--- START Exercise input ---

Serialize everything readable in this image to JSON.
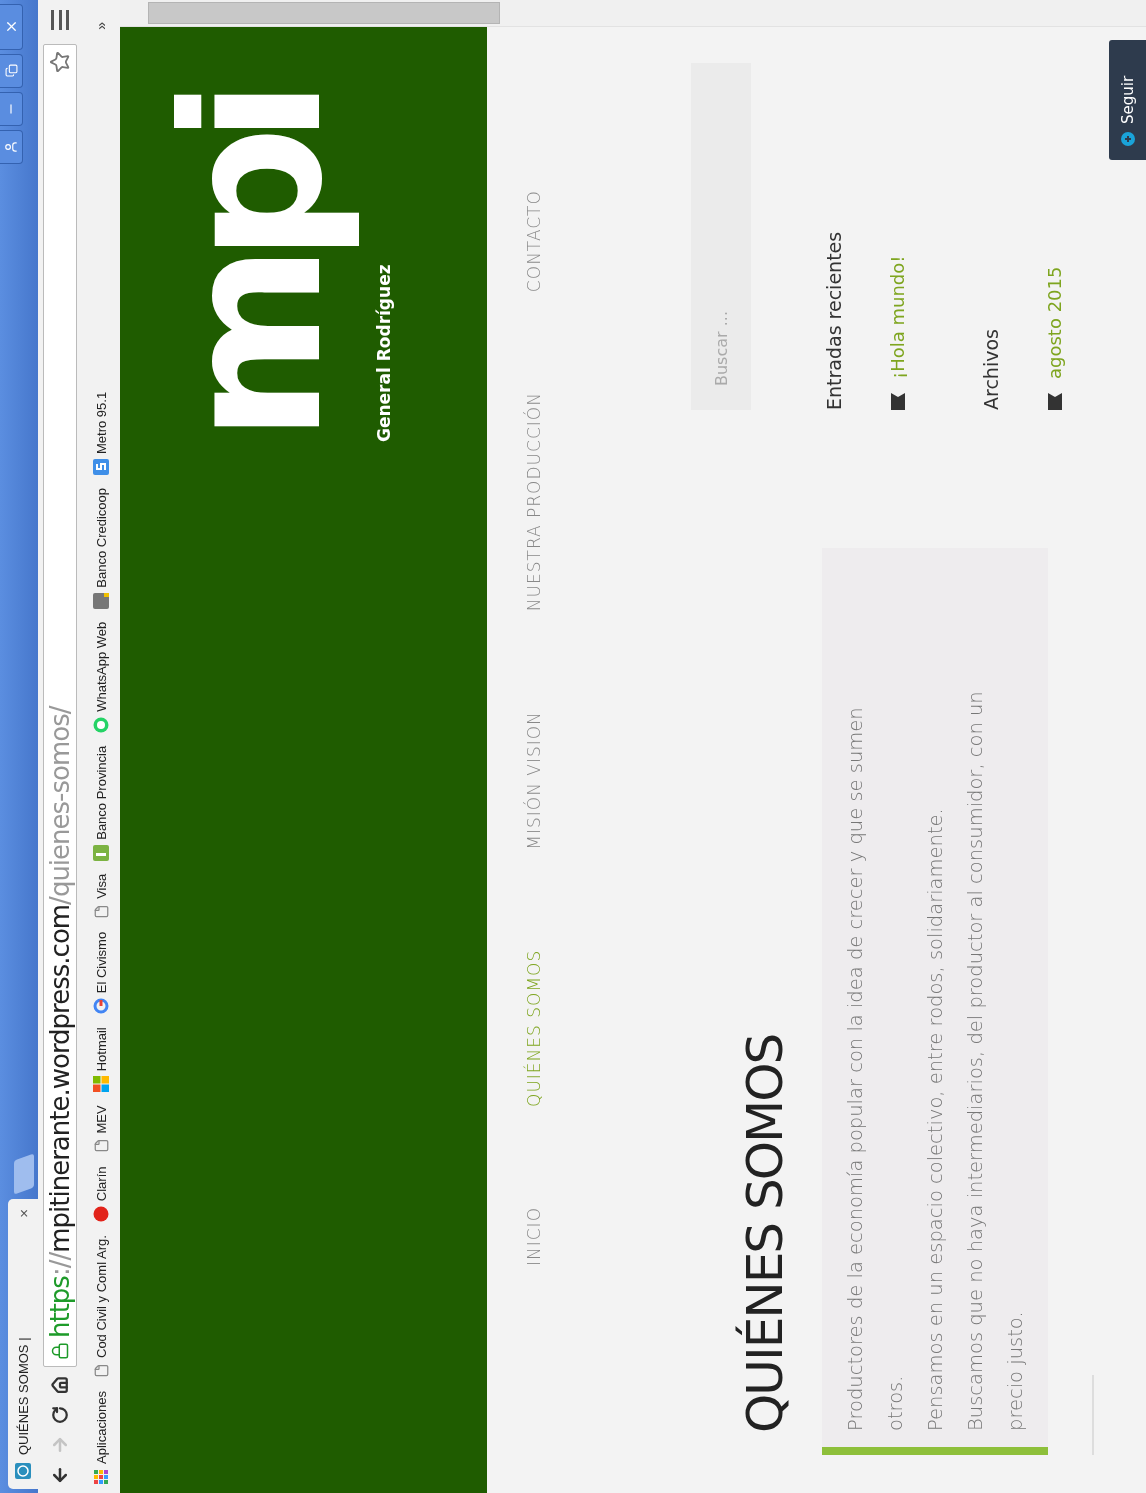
{
  "browser": {
    "tabs": [
      {
        "title": "QUIÉNES SOMOS |",
        "close": "×",
        "selected": true
      }
    ],
    "nav_buttons": [
      {
        "kind": "back",
        "disabled": false
      },
      {
        "kind": "forward",
        "disabled": true
      },
      {
        "kind": "reload",
        "disabled": false
      },
      {
        "kind": "home",
        "disabled": false
      }
    ],
    "url": {
      "scheme": "https",
      "separator": "://",
      "host": "mpitinerante.wordpress.com",
      "path": "/quienes-somos/"
    },
    "bookmarks": [
      {
        "label": "Aplicaciones",
        "kind": "apps"
      },
      {
        "label": "Cod Civil y Coml Arg.",
        "kind": "page"
      },
      {
        "label": "Clarín",
        "kind": "clarin"
      },
      {
        "label": "MEV",
        "kind": "page"
      },
      {
        "label": "Hotmail",
        "kind": "windows"
      },
      {
        "label": "El Civismo",
        "kind": "google"
      },
      {
        "label": "Visa",
        "kind": "page"
      },
      {
        "label": "Banco Provincia",
        "kind": "provincia"
      },
      {
        "label": "WhatsApp Web",
        "kind": "whatsapp"
      },
      {
        "label": "Banco Credicoop",
        "kind": "credicoop"
      },
      {
        "label": "Metro 95.1",
        "kind": "metro"
      }
    ],
    "bookmarks_overflow": "»"
  },
  "header": {
    "logo": "mpi",
    "tagline": "General Rodríguez"
  },
  "nav": [
    {
      "label": "INICIO",
      "selected": false
    },
    {
      "label": "QUIÉNES SOMOS",
      "selected": true
    },
    {
      "label": "MISIÓN VISION",
      "selected": false
    },
    {
      "label": "NUESTRA PRODUCCIÓN",
      "selected": false
    },
    {
      "label": "CONTACTO",
      "selected": false
    }
  ],
  "page": {
    "title": "QUIÉNES SOMOS",
    "quote": [
      "Productores de la economía popular con la idea de crecer y que se sumen otros.",
      "Pensamos en un espacio colectivo, entre rodos, solidariamente.",
      "Buscamos que no haya intermediarios, del productor al consumidor, con un precio justo."
    ]
  },
  "sidebar": {
    "search": {
      "placeholder": "Buscar ..."
    },
    "widgets": [
      {
        "title": "Entradas recientes",
        "items": [
          "¡Hola mundo!"
        ]
      },
      {
        "title": "Archivos",
        "items": [
          "agosto 2015"
        ]
      }
    ]
  },
  "follow_button": "Seguir"
}
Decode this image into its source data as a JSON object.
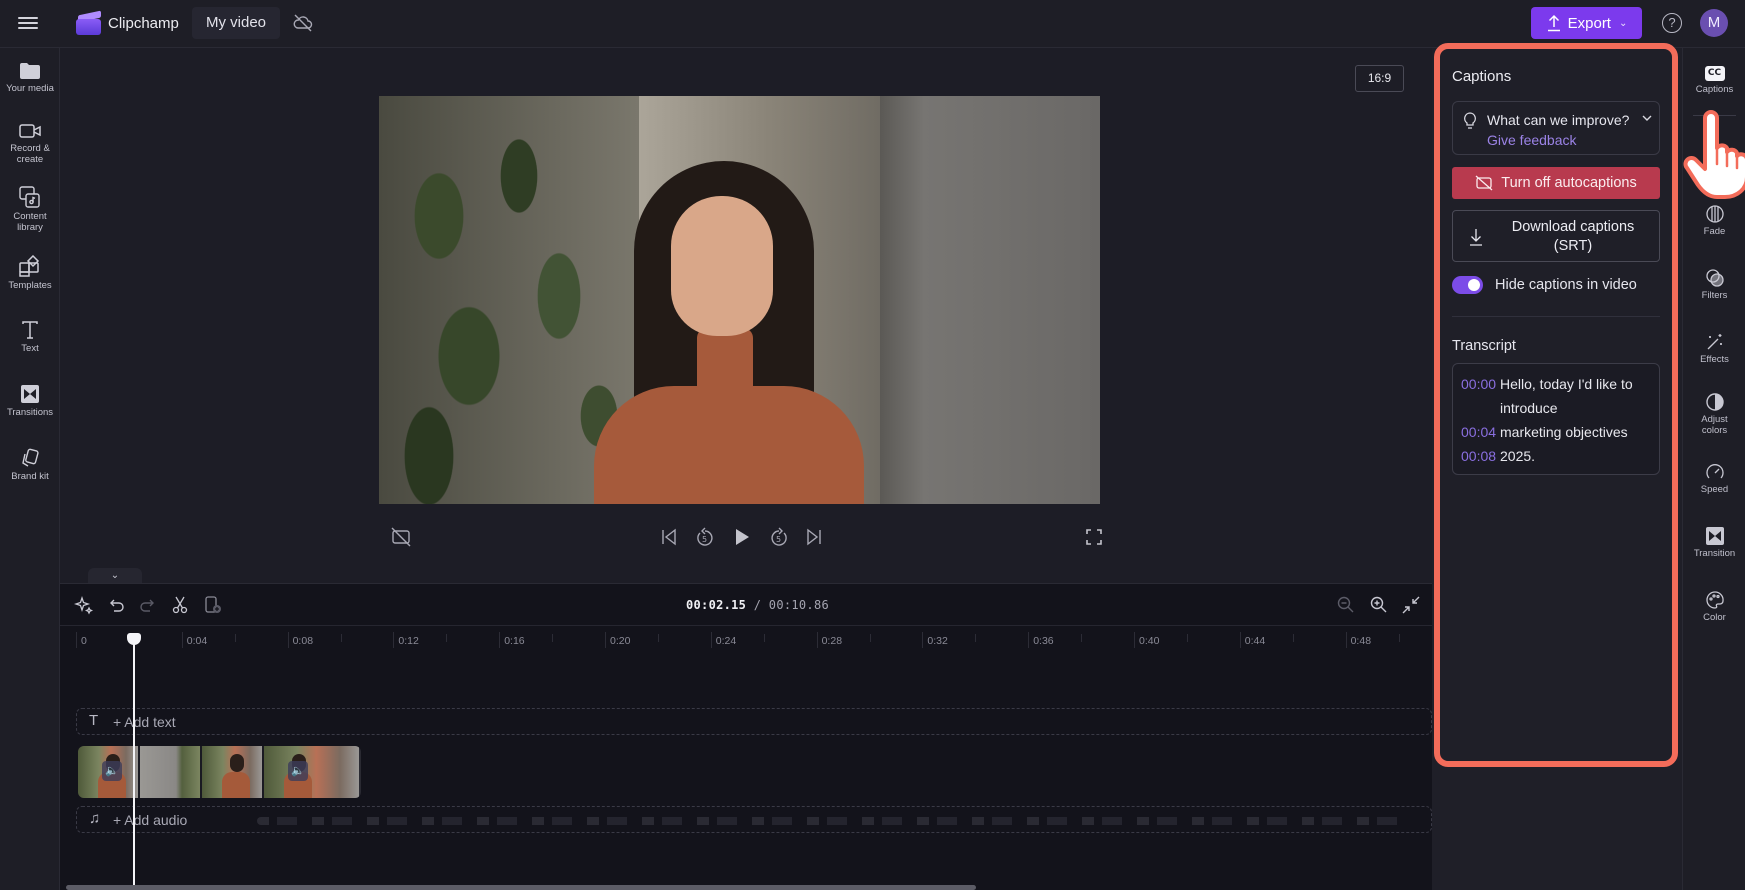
{
  "topbar": {
    "app_name": "Clipchamp",
    "project_name": "My video",
    "export_label": "Export",
    "help_label": "?",
    "avatar_initial": "M"
  },
  "sidebar": {
    "items": [
      {
        "label": "Your media",
        "icon": "folder-icon"
      },
      {
        "label": "Record & create",
        "icon": "camera-icon"
      },
      {
        "label": "Content library",
        "icon": "content-library-icon"
      },
      {
        "label": "Templates",
        "icon": "templates-icon"
      },
      {
        "label": "Text",
        "icon": "text-icon"
      },
      {
        "label": "Transitions",
        "icon": "transitions-icon"
      },
      {
        "label": "Brand kit",
        "icon": "brand-kit-icon"
      }
    ]
  },
  "preview": {
    "aspect_ratio": "16:9"
  },
  "timeline": {
    "current_time": "00:02.15",
    "separator": "/",
    "total_time": "00:10.86",
    "ruler_ticks": [
      "0",
      "0:04",
      "0:08",
      "0:12",
      "0:16",
      "0:20",
      "0:24",
      "0:28",
      "0:32",
      "0:36",
      "0:40",
      "0:44",
      "0:48"
    ],
    "add_text_label": "+ Add text",
    "add_audio_label": "+ Add audio"
  },
  "captions_panel": {
    "title": "Captions",
    "feedback_question": "What can we improve?",
    "feedback_link": "Give feedback",
    "turn_off_label": "Turn off autocaptions",
    "download_label_line1": "Download captions",
    "download_label_line2": "(SRT)",
    "hide_captions_label": "Hide captions in video",
    "hide_captions_on": true,
    "transcript_title": "Transcript",
    "transcript": [
      {
        "time": "00:00",
        "text": "Hello, today I'd like to introduce"
      },
      {
        "time": "00:04",
        "text": "marketing objectives"
      },
      {
        "time": "00:08",
        "text": "2025."
      }
    ]
  },
  "right_strip": {
    "items": [
      {
        "label": "Captions",
        "icon": "cc-icon",
        "active": true
      },
      {
        "label": "Fade",
        "icon": "fade-icon"
      },
      {
        "label": "Filters",
        "icon": "filters-icon"
      },
      {
        "label": "Effects",
        "icon": "effects-icon"
      },
      {
        "label": "Adjust colors",
        "icon": "adjust-colors-icon"
      },
      {
        "label": "Speed",
        "icon": "speed-icon"
      },
      {
        "label": "Transition",
        "icon": "transition-icon"
      },
      {
        "label": "Color",
        "icon": "color-palette-icon"
      }
    ]
  },
  "colors": {
    "accent": "#7c3aed",
    "danger_button": "#b83a4e",
    "highlight_outline": "#f36c5a",
    "timestamp": "#8a6fe0"
  }
}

--- END Exercise input ---

Short problem -
Reproduce every record word for word. The copy must contain no pictures.

Reply to the exercise -
Serialize everything readable in this image to JSON.
{
  "browser": {
    "tabs": [
      {
        "title": "QUIÉNES SOMOS |",
        "close": "×",
        "selected": true
      }
    ],
    "nav_buttons": [
      {
        "kind": "back",
        "disabled": false
      },
      {
        "kind": "forward",
        "disabled": true
      },
      {
        "kind": "reload",
        "disabled": false
      },
      {
        "kind": "home",
        "disabled": false
      }
    ],
    "url": {
      "scheme": "https",
      "separator": "://",
      "host": "mpitinerante.wordpress.com",
      "path": "/quienes-somos/"
    },
    "bookmarks": [
      {
        "label": "Aplicaciones",
        "kind": "apps"
      },
      {
        "label": "Cod Civil y Coml Arg.",
        "kind": "page"
      },
      {
        "label": "Clarín",
        "kind": "clarin"
      },
      {
        "label": "MEV",
        "kind": "page"
      },
      {
        "label": "Hotmail",
        "kind": "windows"
      },
      {
        "label": "El Civismo",
        "kind": "google"
      },
      {
        "label": "Visa",
        "kind": "page"
      },
      {
        "label": "Banco Provincia",
        "kind": "provincia"
      },
      {
        "label": "WhatsApp Web",
        "kind": "whatsapp"
      },
      {
        "label": "Banco Credicoop",
        "kind": "credicoop"
      },
      {
        "label": "Metro 95.1",
        "kind": "metro"
      }
    ],
    "bookmarks_overflow": "»"
  },
  "header": {
    "logo": "mpi",
    "tagline": "General Rodríguez"
  },
  "nav": [
    {
      "label": "INICIO",
      "selected": false
    },
    {
      "label": "QUIÉNES SOMOS",
      "selected": true
    },
    {
      "label": "MISIÓN VISION",
      "selected": false
    },
    {
      "label": "NUESTRA PRODUCCIÓN",
      "selected": false
    },
    {
      "label": "CONTACTO",
      "selected": false
    }
  ],
  "page": {
    "title": "QUIÉNES SOMOS",
    "quote": [
      "Productores de la economía popular con la idea de crecer y que se sumen otros.",
      "Pensamos en un espacio colectivo, entre rodos, solidariamente.",
      "Buscamos que no haya intermediarios, del productor al consumidor, con un precio justo."
    ]
  },
  "sidebar": {
    "search": {
      "placeholder": "Buscar ..."
    },
    "widgets": [
      {
        "title": "Entradas recientes",
        "items": [
          "¡Hola mundo!"
        ]
      },
      {
        "title": "Archivos",
        "items": [
          "agosto 2015"
        ]
      }
    ]
  },
  "follow_button": "Seguir"
}
Decode this image into its source data as a JSON object.
{
  "topbar": {
    "app_name": "Clipchamp",
    "project_name": "My video",
    "export_label": "Export",
    "help_label": "?",
    "avatar_initial": "M"
  },
  "sidebar": {
    "items": [
      {
        "label": "Your media",
        "icon": "folder-icon"
      },
      {
        "label": "Record & create",
        "icon": "camera-icon"
      },
      {
        "label": "Content library",
        "icon": "content-library-icon"
      },
      {
        "label": "Templates",
        "icon": "templates-icon"
      },
      {
        "label": "Text",
        "icon": "text-icon"
      },
      {
        "label": "Transitions",
        "icon": "transitions-icon"
      },
      {
        "label": "Brand kit",
        "icon": "brand-kit-icon"
      }
    ]
  },
  "preview": {
    "aspect_ratio": "16:9"
  },
  "timeline": {
    "current_time": "00:02.15",
    "separator": "/",
    "total_time": "00:10.86",
    "ruler_ticks": [
      "0",
      "0:04",
      "0:08",
      "0:12",
      "0:16",
      "0:20",
      "0:24",
      "0:28",
      "0:32",
      "0:36",
      "0:40",
      "0:44",
      "0:48"
    ],
    "add_text_label": "+ Add text",
    "add_audio_label": "+ Add audio"
  },
  "captions_panel": {
    "title": "Captions",
    "feedback_question": "What can we improve?",
    "feedback_link": "Give feedback",
    "turn_off_label": "Turn off autocaptions",
    "download_label_line1": "Download captions",
    "download_label_line2": "(SRT)",
    "hide_captions_label": "Hide captions in video",
    "hide_captions_on": true,
    "transcript_title": "Transcript",
    "transcript": [
      {
        "time": "00:00",
        "text": "Hello, today I'd like to introduce"
      },
      {
        "time": "00:04",
        "text": "marketing objectives"
      },
      {
        "time": "00:08",
        "text": "2025."
      }
    ]
  },
  "right_strip": {
    "items": [
      {
        "label": "Captions",
        "icon": "cc-icon",
        "active": true
      },
      {
        "label": "Fade",
        "icon": "fade-icon"
      },
      {
        "label": "Filters",
        "icon": "filters-icon"
      },
      {
        "label": "Effects",
        "icon": "effects-icon"
      },
      {
        "label": "Adjust colors",
        "icon": "adjust-colors-icon"
      },
      {
        "label": "Speed",
        "icon": "speed-icon"
      },
      {
        "label": "Transition",
        "icon": "transition-icon"
      },
      {
        "label": "Color",
        "icon": "color-palette-icon"
      }
    ]
  },
  "colors": {
    "accent": "#7c3aed",
    "danger_button": "#b83a4e",
    "highlight_outline": "#f36c5a",
    "timestamp": "#8a6fe0"
  }
}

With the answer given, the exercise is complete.